Work through the data line by line, gathering every line that has the word "capo".

■ **Material for this exercise**:
════════════════
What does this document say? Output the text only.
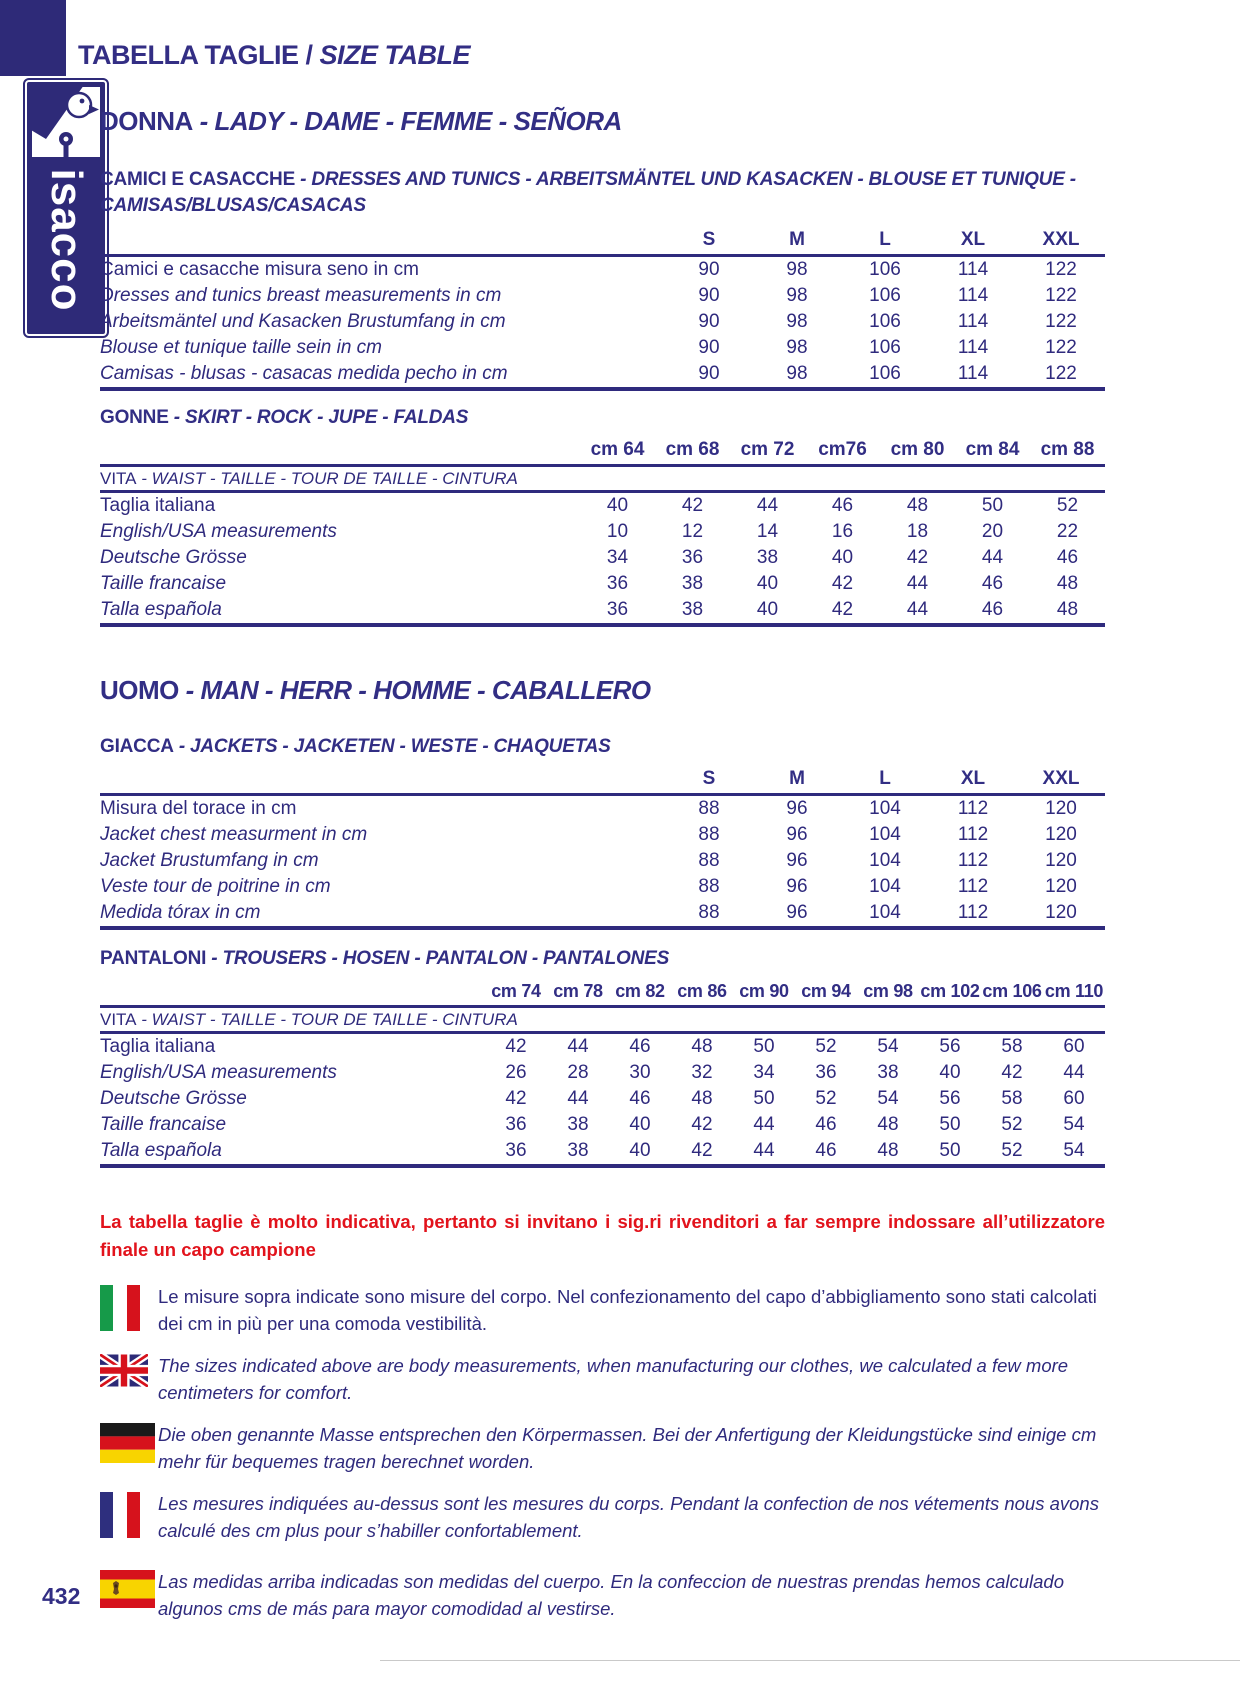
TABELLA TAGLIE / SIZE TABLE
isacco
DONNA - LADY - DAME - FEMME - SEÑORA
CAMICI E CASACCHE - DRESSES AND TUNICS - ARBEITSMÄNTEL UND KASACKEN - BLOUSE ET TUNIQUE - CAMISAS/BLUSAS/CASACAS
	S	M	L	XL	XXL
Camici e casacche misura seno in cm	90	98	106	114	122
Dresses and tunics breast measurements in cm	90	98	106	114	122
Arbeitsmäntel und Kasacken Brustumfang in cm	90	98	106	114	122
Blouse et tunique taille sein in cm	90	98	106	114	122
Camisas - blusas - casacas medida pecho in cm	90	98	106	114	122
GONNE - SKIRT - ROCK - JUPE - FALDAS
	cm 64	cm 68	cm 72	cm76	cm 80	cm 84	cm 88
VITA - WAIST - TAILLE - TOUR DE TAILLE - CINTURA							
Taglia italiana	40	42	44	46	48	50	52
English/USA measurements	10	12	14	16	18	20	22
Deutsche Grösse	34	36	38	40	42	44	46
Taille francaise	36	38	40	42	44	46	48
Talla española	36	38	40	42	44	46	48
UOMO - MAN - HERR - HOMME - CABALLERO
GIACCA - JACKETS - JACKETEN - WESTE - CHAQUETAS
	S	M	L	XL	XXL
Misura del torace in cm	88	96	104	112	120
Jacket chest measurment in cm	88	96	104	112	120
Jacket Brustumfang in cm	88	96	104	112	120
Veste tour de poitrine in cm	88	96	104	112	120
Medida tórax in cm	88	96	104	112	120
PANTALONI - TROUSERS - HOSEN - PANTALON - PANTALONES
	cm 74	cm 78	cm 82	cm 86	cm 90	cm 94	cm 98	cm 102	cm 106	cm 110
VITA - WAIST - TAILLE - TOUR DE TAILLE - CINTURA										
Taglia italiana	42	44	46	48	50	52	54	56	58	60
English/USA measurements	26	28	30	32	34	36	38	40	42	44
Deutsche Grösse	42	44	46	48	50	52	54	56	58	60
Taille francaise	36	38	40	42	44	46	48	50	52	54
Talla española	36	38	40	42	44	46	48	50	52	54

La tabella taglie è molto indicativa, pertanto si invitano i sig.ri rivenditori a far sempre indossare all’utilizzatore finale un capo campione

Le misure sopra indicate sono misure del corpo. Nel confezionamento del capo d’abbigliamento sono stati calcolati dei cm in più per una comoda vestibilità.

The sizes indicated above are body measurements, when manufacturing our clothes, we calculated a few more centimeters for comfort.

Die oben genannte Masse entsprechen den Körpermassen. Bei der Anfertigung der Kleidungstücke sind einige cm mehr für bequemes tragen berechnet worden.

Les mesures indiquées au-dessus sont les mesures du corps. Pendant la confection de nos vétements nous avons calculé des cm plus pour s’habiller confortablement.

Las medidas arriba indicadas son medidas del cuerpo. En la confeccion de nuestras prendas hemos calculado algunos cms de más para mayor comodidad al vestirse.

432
════════════════
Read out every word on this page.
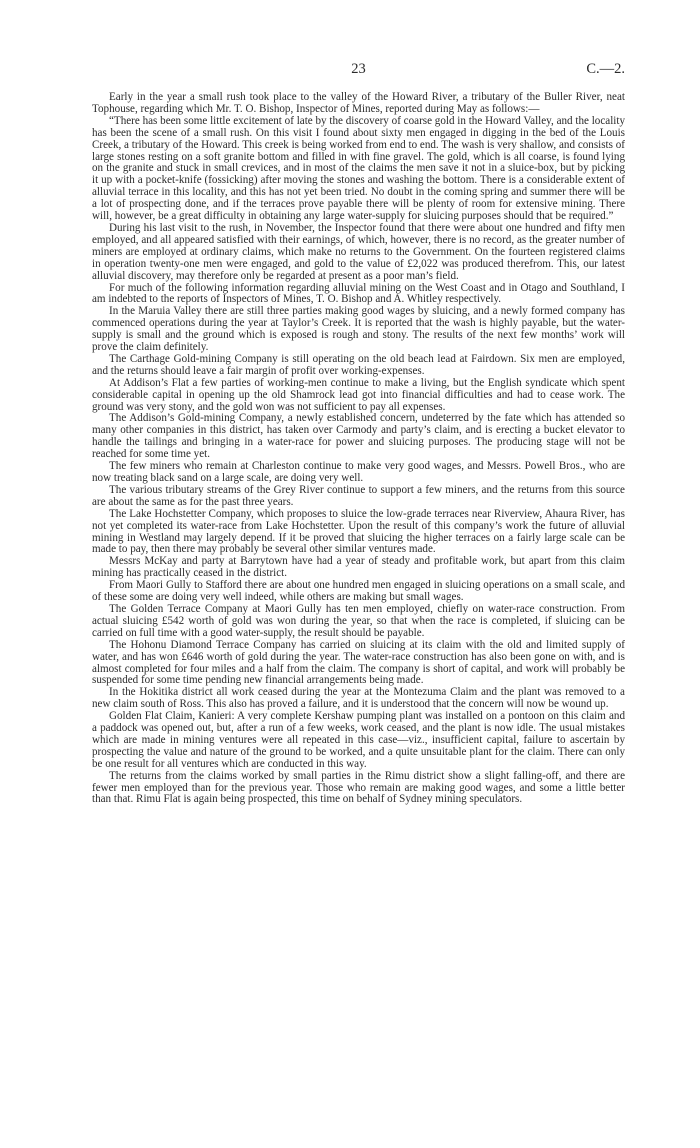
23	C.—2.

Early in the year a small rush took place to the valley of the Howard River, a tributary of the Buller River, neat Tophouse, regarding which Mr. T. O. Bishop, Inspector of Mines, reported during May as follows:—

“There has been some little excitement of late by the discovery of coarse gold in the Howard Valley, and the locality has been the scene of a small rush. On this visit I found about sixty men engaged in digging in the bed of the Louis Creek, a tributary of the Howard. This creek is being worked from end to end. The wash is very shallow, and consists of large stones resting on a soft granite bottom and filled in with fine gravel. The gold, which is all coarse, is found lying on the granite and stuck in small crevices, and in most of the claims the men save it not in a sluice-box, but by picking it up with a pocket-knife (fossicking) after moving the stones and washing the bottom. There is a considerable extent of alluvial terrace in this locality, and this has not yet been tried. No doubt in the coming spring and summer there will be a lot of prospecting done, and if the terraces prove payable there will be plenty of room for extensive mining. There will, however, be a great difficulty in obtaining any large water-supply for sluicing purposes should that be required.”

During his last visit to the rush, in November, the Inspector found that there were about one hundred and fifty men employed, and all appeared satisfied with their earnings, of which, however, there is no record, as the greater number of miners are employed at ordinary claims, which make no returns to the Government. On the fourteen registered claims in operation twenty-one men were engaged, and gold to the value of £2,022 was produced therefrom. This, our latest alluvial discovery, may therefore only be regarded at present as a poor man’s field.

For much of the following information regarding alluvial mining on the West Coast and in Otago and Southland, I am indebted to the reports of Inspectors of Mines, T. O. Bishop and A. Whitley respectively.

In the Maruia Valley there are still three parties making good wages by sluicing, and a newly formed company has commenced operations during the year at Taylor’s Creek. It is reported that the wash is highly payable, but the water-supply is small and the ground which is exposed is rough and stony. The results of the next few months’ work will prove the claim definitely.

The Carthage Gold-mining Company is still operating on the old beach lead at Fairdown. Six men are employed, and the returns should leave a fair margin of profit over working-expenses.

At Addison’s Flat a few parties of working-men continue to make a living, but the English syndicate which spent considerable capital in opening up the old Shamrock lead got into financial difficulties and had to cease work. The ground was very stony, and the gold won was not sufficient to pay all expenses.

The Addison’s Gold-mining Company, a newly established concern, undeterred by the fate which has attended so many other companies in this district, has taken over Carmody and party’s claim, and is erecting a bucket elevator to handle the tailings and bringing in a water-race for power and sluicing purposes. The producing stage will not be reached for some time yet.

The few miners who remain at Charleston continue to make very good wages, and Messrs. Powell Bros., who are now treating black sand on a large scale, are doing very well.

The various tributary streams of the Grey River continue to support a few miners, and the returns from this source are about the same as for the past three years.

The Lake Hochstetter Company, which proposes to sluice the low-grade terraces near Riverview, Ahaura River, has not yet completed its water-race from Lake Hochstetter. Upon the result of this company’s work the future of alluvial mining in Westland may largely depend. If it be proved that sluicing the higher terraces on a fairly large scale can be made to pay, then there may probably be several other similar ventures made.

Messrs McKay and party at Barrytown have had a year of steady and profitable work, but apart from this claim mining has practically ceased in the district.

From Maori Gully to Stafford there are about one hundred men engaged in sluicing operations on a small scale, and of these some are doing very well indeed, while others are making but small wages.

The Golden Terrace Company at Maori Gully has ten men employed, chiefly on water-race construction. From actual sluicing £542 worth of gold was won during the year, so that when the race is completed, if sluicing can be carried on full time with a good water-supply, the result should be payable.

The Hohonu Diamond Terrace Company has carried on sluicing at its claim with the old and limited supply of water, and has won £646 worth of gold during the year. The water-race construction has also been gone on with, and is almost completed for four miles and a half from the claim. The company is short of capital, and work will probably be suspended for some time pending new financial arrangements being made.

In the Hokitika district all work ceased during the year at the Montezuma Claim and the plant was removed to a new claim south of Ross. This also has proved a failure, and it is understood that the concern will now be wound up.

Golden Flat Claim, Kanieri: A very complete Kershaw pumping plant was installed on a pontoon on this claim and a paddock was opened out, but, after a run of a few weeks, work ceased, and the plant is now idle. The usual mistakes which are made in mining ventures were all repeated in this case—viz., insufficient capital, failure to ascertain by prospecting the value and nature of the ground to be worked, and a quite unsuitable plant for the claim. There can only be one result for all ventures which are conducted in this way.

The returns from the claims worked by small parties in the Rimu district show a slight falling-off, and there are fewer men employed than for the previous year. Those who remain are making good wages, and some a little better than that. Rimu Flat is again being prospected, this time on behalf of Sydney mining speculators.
════════════════
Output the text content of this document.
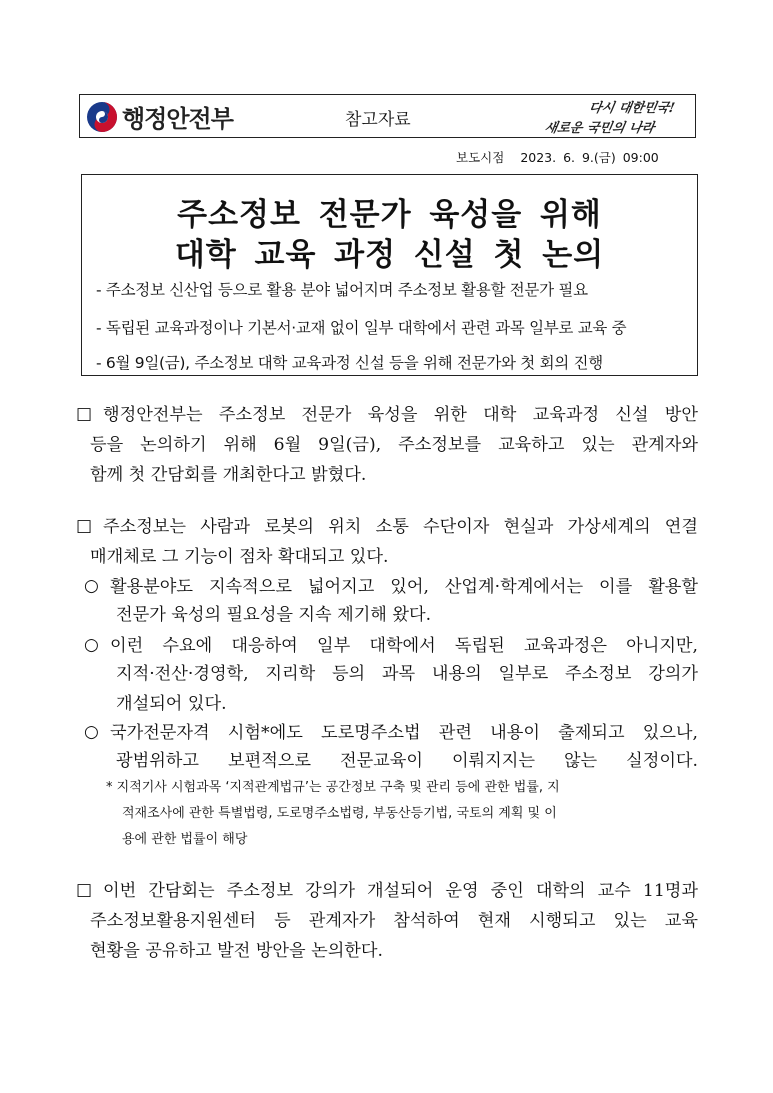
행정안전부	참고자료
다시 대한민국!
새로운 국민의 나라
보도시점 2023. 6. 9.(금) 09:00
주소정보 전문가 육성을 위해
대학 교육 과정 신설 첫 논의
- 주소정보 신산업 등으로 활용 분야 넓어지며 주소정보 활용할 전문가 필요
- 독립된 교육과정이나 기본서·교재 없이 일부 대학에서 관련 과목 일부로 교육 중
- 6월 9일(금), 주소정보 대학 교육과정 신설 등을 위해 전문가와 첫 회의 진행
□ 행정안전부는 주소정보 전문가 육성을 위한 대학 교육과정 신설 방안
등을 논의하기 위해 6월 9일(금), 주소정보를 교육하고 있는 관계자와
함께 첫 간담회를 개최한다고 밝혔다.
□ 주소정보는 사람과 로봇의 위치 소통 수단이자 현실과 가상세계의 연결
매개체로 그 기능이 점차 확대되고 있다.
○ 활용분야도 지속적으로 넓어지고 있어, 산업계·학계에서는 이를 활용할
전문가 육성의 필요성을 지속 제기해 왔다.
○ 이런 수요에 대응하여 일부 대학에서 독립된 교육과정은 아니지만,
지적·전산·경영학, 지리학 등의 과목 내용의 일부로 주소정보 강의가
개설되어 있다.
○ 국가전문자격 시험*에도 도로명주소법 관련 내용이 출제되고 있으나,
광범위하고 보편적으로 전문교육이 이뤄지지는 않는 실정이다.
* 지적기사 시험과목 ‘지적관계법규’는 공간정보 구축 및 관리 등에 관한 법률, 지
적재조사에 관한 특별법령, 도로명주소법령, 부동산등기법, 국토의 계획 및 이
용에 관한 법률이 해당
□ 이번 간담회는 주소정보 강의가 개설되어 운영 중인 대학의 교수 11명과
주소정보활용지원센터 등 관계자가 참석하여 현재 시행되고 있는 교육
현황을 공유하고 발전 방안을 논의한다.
════════════════
■ **Worked answer**:
La tabella taglie è molto indicativa, pertanto si invitano i sig.ri rivenditori a far sempre indossare all’utilizzatore finale un capo campione
Le misure sopra indicate sono misure del corpo. Nel confezionamento del capo d’abbigliamento sono stati calcolati dei cm in più per una comoda vestibilità.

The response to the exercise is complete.